#### WHAT YOU HAVE TO DO:
Copy out each line that mentions the word "from".

#### SOURCE DATA:
************

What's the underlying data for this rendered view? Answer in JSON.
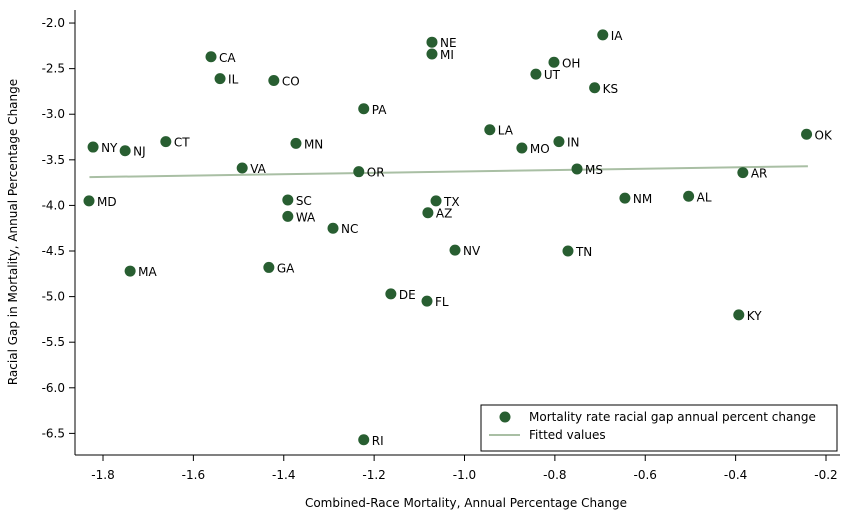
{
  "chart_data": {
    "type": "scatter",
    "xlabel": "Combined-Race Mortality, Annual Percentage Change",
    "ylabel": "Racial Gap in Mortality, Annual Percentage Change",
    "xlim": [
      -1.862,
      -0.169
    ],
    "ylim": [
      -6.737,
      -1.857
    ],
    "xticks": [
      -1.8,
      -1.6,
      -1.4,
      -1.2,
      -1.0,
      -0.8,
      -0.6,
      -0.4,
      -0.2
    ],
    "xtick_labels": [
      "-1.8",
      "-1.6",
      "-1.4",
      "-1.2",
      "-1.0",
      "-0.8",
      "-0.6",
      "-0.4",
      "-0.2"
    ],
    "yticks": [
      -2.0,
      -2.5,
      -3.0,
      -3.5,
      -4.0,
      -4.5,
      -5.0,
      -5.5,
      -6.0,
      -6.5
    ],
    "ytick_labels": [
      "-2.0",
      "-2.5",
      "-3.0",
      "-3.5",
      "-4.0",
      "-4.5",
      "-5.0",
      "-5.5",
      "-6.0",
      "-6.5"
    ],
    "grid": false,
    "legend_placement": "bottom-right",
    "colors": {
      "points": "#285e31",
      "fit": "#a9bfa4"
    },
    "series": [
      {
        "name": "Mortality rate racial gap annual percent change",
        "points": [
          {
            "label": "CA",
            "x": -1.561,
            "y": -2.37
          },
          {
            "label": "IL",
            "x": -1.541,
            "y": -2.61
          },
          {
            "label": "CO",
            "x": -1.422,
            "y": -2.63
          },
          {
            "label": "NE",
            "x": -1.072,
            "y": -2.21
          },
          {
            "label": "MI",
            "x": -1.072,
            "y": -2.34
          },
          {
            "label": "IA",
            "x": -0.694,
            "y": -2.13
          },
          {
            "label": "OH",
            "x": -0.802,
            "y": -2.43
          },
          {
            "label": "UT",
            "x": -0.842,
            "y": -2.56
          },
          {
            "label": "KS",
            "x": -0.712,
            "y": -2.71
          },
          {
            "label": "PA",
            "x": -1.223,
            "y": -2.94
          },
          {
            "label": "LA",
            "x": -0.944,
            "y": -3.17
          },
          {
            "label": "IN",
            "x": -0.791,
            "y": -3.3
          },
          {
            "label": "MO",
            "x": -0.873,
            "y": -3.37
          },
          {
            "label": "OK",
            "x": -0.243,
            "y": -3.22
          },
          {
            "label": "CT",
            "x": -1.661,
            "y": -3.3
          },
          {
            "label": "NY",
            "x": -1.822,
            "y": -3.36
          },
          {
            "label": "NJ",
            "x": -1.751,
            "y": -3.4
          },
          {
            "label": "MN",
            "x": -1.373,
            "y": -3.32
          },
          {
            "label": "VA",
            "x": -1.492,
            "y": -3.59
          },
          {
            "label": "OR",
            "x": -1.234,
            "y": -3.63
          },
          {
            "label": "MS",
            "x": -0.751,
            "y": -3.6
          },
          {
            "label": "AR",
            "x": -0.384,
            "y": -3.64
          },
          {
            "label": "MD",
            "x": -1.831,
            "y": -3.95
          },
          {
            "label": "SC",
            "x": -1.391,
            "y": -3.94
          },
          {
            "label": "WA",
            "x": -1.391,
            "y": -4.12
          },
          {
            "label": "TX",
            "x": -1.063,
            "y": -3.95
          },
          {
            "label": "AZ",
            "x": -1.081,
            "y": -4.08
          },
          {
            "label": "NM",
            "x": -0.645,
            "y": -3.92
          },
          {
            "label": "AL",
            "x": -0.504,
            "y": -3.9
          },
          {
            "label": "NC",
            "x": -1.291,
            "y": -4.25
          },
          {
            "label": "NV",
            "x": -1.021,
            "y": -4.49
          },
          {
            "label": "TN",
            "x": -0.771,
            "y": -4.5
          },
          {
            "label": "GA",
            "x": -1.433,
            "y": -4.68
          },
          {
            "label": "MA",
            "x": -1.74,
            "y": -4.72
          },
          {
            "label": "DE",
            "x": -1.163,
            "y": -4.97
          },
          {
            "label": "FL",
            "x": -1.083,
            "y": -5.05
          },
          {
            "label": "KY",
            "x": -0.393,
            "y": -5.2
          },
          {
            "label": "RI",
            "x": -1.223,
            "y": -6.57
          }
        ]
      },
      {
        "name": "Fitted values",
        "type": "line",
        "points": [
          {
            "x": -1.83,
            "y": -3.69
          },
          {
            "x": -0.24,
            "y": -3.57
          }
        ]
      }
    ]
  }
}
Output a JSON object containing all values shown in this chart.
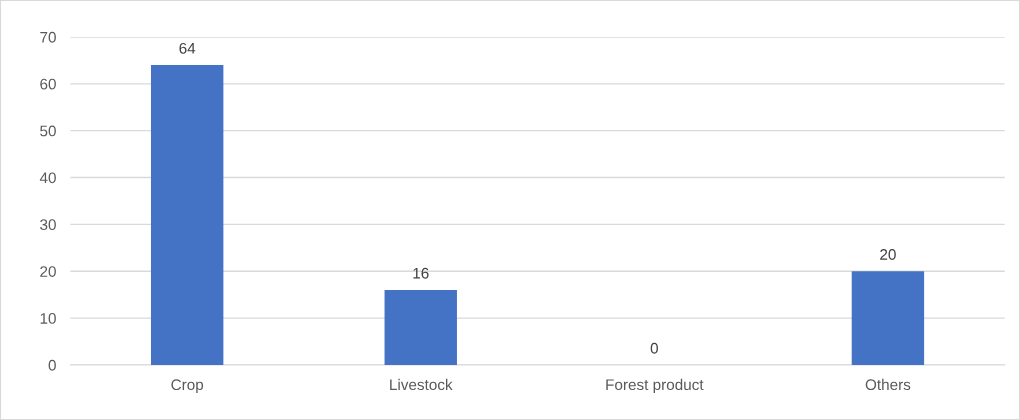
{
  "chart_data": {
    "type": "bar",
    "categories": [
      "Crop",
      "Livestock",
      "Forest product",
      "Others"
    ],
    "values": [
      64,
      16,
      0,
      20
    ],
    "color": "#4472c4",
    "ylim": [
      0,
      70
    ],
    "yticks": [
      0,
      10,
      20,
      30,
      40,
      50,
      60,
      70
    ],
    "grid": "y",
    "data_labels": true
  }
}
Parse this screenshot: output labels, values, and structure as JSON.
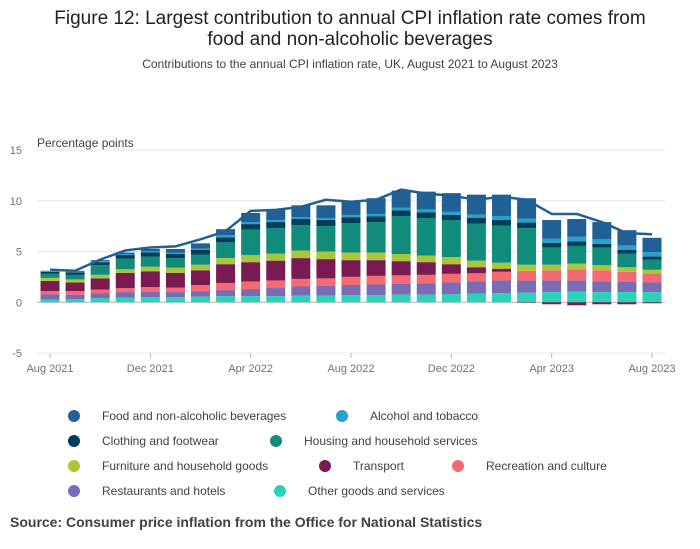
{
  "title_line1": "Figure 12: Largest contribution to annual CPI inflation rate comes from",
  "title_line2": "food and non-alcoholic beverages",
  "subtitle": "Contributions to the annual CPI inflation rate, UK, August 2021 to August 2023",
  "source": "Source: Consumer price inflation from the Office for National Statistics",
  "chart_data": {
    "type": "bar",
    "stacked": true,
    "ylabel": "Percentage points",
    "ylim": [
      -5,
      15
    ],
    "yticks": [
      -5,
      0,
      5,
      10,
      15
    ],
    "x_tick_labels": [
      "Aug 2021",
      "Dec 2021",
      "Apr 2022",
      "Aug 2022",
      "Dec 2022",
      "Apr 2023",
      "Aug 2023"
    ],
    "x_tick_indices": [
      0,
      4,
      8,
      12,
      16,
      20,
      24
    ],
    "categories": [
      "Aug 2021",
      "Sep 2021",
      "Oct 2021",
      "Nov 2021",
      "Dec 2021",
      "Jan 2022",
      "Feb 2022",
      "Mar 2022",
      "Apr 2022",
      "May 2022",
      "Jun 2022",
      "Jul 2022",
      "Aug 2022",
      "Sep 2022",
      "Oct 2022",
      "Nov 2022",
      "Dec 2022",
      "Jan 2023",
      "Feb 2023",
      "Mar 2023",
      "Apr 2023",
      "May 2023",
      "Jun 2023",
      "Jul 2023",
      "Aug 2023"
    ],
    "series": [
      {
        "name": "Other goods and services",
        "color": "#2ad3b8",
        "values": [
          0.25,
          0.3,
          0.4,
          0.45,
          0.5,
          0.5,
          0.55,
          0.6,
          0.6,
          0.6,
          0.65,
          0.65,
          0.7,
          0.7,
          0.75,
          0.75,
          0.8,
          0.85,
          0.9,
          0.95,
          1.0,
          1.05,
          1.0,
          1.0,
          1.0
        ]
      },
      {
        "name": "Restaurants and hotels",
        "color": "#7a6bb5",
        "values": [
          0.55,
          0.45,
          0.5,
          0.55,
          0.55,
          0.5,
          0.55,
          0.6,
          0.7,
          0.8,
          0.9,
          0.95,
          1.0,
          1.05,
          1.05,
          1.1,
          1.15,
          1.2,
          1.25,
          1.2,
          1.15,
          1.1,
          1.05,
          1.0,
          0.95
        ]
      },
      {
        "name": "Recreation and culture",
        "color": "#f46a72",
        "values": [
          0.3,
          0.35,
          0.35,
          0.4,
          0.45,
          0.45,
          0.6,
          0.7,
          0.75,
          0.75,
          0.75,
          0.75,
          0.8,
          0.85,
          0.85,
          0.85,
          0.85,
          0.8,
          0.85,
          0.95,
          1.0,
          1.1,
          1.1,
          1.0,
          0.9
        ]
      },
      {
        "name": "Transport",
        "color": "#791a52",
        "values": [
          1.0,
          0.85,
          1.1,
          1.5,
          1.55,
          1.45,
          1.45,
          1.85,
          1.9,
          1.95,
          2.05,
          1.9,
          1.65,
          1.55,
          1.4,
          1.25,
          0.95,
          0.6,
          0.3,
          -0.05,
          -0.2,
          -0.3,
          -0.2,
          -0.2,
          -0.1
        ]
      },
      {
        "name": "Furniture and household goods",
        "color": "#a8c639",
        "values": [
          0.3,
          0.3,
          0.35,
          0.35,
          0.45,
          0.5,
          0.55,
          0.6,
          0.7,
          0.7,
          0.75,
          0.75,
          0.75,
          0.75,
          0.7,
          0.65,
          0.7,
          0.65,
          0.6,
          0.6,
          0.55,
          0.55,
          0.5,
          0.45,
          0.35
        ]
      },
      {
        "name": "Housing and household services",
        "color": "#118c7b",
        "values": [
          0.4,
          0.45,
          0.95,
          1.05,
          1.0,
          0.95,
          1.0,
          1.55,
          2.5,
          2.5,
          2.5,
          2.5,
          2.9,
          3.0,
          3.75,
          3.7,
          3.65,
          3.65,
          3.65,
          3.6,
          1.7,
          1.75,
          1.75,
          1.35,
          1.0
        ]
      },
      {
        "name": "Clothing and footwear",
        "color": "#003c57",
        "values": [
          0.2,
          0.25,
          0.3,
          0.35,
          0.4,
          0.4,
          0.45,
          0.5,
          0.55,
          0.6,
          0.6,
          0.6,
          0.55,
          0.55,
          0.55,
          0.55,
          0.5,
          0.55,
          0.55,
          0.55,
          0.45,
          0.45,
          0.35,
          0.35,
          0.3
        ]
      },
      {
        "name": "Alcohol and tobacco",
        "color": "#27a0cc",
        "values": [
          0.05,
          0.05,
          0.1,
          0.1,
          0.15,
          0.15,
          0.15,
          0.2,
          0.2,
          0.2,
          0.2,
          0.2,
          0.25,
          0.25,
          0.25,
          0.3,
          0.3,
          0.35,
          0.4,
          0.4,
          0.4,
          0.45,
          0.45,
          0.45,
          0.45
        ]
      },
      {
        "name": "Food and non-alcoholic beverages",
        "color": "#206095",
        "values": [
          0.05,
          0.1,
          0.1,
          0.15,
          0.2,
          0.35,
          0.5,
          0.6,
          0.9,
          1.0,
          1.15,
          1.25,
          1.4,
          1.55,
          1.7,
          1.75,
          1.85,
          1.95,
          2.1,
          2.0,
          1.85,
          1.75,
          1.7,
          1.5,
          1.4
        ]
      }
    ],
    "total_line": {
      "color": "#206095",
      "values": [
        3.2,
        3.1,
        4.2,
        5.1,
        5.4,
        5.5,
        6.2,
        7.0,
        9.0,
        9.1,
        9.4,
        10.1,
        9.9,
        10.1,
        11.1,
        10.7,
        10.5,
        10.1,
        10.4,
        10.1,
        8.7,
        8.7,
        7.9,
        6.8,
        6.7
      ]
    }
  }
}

************

#### THE SOLUTION:
  "title_line1": "Figure 12: Largest contribution to annual CPI inflation rate comes from",
  "source": "Source: Consumer price inflation from the Office for National Statistics",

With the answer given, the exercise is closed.